TEXTE PROPOSÉ

>>>

Dossier : IMM-829-19

Référence : 2019 CF 1037

[TRADUCTION FRANÇAISE CERTIFIÉE, NON RÉVISÉE]

Vancouver (Colombie-Britannique), le 1er août 2019

En présence de madame la juge St-Louis

ENTRE :

CARLOS HORACIO SALCEDO SANCHEZ

KARLA ALEXANDRA SALCEDO CONGOLINO

FRANCIA ELENA CONGOLNO DE SALCEDO

demandeurs

et

LE MINISTRE DE l’IMMIGRATION, DES RÉFUGIÉS ET DE LA CITOYENNETÉ ET

LE MINISTRE DE LA SÉCURITÉ PUBLIQUE ET DE LA PROTECTION CIVILE

défendeurs

JUGEMENT ET MOTIFS

I.  Introduction

[1]  Les demandeurs, M. Carlos Horacio Salcedo Sanchez, son épouse, Mme Francia Helena Congolino De Salcedo, et leur fille de 26 ans, Mme Karla Alexandra Salcedo Congolino, sollicitent le contrôle judiciaire de la décision rendue par la Section de la protection des réfugiés (la SPR) le 18 décembre 2018. La SPR a rejeté leur demande d’asile au motif qu’ils ne sont ni des réfugiés au sens de la Convention ni des personnes à protéger au titre de l’article 96 et du paragraphe 97(1) de la Loi sur l’immigration et la protection des réfugiés, LC 2001, c 27 [la Loi].

II.  Le contexte

[2]  Les demandeurs sont citoyens de la Colombie. En plus de leur fille Karla Alexandra, M. Salcedo Sanchez et Mme Congolino De Salcedo ont sept autres enfants : cinq d’entre eux se sont vu reconnaître le statut de réfugié et vivent au Canada, tandis que les deux autres vivent à l’étranger.

[3]  Carlos, Jaminton, John et Kevin se sont vu reconnaître le statut de réfugiés au titre de l’article 96 de la Loi, le lien ayant été établi entre leur crainte de persécution et leur race afro‑colombienne. Wanda s’est quant à elle vu reconnaître la qualité de personne à protéger au titre du paragraphe 97(1) de la Loi, le lien entre la crainte de persécution et la race n’ayant pas été établi dans son cas.

[4]  M. Salcedo Sanchez et sa fille ont quitté la Colombie pour les États‑Unis le 20 juin 2017 et Mme Congolino De Salcedo est allée les rejoindre le 23 juillet 2017. Le 14 août 2017, ils sont venus au Canada en taxi, en passant par un point d’entrée en Colombie‑Britannique, et ils ont demandé l’asile au titre de l’article 96 et du paragraphe 97(1) de la Loi.

[5]  Le formulaire Fondement de la demande d’asile (FDA) de M. Salcedo Sanchez, sur lequel s’appuient également sa fille et son épouse, indique que les demandeurs craignent d’être persécutés par les BACRIM, un groupe paramilitaire actif en Colombie, parce que Carlos a refusé d’obtempérer lorsque le groupe lui a proféré des menaces d’extorsion en octobre 2013.

<<<

Extraits d'un jeu d'annotations de mise en page:
>>>

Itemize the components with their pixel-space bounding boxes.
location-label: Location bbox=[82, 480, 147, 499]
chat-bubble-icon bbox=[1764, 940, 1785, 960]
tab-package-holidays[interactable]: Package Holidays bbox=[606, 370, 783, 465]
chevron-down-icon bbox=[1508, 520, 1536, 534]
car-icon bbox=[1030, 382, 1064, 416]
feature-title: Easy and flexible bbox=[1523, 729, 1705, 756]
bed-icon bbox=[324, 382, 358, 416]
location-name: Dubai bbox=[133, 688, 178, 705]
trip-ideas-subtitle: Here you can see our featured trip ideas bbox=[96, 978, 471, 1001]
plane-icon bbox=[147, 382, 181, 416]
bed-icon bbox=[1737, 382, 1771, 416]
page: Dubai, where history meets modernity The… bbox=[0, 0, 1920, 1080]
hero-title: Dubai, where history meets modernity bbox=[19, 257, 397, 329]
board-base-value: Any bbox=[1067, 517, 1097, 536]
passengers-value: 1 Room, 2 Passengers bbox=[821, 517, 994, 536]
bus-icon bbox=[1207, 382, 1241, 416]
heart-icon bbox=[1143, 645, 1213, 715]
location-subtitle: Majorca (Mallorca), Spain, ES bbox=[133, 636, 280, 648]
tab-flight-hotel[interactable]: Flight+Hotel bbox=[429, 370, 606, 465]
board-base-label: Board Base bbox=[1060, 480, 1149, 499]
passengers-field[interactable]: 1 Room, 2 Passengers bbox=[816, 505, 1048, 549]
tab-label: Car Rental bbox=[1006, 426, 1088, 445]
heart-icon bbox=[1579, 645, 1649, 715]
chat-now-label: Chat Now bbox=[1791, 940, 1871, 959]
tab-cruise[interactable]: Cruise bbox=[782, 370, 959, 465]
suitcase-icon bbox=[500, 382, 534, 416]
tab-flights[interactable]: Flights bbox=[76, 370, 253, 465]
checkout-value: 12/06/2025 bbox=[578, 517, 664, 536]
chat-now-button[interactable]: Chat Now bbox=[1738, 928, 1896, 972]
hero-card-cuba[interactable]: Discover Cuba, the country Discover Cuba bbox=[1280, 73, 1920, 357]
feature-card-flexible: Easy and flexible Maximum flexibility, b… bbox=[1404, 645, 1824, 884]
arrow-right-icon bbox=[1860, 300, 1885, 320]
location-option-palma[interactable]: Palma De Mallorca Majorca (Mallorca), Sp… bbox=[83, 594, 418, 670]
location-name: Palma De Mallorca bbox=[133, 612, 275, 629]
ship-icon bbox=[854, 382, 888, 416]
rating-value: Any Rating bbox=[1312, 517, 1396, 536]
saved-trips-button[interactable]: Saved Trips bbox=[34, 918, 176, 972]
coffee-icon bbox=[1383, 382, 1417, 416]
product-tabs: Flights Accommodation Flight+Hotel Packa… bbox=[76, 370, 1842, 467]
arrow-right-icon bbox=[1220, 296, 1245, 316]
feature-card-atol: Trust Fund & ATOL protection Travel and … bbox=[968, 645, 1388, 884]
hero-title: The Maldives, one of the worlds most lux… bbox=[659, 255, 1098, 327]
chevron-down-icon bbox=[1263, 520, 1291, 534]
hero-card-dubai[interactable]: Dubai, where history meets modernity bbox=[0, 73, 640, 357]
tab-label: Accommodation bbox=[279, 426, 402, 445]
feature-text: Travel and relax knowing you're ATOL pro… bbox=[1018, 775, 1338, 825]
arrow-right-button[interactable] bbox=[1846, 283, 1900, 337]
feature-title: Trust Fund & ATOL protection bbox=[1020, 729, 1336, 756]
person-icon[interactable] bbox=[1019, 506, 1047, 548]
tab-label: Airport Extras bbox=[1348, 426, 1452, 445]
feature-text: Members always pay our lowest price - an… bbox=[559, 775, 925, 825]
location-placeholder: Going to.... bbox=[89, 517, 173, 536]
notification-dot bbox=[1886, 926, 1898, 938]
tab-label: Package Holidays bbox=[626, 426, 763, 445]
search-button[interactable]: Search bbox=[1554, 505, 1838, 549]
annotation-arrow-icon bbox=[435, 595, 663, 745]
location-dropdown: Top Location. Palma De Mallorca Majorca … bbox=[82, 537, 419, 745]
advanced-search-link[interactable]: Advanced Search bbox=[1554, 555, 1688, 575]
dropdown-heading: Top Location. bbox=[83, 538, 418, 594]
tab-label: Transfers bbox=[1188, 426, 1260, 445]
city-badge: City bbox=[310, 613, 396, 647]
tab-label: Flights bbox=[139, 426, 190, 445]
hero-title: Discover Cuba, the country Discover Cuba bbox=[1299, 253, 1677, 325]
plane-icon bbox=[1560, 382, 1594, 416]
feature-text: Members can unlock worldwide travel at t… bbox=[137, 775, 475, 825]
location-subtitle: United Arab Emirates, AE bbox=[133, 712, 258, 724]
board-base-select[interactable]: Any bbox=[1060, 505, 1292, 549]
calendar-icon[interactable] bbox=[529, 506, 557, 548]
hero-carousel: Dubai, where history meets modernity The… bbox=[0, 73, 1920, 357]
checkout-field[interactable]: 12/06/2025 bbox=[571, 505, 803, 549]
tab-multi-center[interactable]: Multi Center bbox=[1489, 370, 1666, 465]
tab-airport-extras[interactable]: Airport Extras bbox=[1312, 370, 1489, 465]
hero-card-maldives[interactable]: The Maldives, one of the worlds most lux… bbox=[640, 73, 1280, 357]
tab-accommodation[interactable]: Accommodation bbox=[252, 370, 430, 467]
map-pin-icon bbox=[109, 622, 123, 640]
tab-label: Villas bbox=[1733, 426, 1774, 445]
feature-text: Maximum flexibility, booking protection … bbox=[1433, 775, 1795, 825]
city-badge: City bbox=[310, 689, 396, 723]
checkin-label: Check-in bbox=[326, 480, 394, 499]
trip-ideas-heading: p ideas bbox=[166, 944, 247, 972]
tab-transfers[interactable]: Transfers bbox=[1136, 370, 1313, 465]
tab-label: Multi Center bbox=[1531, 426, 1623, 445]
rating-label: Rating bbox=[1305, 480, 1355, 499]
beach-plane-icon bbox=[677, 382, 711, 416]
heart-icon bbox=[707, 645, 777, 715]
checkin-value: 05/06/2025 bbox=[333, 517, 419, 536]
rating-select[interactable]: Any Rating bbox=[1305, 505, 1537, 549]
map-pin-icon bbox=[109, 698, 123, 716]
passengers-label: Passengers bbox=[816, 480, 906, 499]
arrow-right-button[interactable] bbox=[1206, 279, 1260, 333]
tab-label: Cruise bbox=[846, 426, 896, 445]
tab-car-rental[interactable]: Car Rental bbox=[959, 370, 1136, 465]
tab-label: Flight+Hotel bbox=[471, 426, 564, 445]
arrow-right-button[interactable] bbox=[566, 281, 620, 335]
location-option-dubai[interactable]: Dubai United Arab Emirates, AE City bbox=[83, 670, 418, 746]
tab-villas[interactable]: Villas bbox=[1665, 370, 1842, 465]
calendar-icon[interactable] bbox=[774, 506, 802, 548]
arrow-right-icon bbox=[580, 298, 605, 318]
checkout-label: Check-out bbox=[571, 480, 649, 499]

<<<

ÉNONCÉ 1
Recopiez, dans le jugement sur la demande d'asile, le passage qui va de « [1]  Les demandeurs, M. Carlos Horacio Salcedo Sanchez, son » jusqu'à « c 27 [la Loi]. ».
ÉNONCÉ 2
Prolongez le jugement sur la demande d'asile à partir de l'endroit où il s'arrête.

CORRIGÉ 1
[1]  Les demandeurs, M. Carlos Horacio Salcedo Sanchez, son épouse, Mme Francia Helena Congolino De Salcedo, et leur fille de 26 ans, Mme Karla Alexandra Salcedo Congolino, sollicitent le contrôle judiciaire de la décision rendue par la Section de la protection des réfugiés (la SPR) le 18 décembre 2018. La SPR a rejeté leur demande d’asile au motif qu’ils ne sont ni des réfugiés au sens de la Convention ni des personnes à protéger au titre de l’article 96 et du paragraphe 97(1) de la Loi sur l’immigration et la protection des réfugiés, LC 2001, c 27 [la Loi].

CORRIGÉ 2
III.  La décision de la SPR

[6]  La demande d’asile a été rejetée par la SPR le 18 décembre 2018. La SPR a d’abord conclu que les demandeurs n’avaient pas qualité de réfugiés au sens de la Convention aux termes de l’article 96 de la Loi, vu l’absence de lien entre leur demande d’asile et un motif énoncé dans la Convention. Elle a jugé que la raison pour laquelle les demandeurs avaient allégué avoir été ciblés était liée à une tentative d’extorsion faite par une organisation criminelle en octobre 2013 à l’endroit de Carlos, qui essayait de mettre sur pied une entreprise à Buenaventura. La SPR a examiné la question de la race, sur laquelle avait insisté le conseil des demandeurs. Selon elle, les allégations à cet égard indiquaient que Carlos, la personne visée au départ par les menaces d’extorsion criminelles, avait été ciblé non pas en raison de sa race, mais de son rôle à titre de propriétaire d’une petite entreprise.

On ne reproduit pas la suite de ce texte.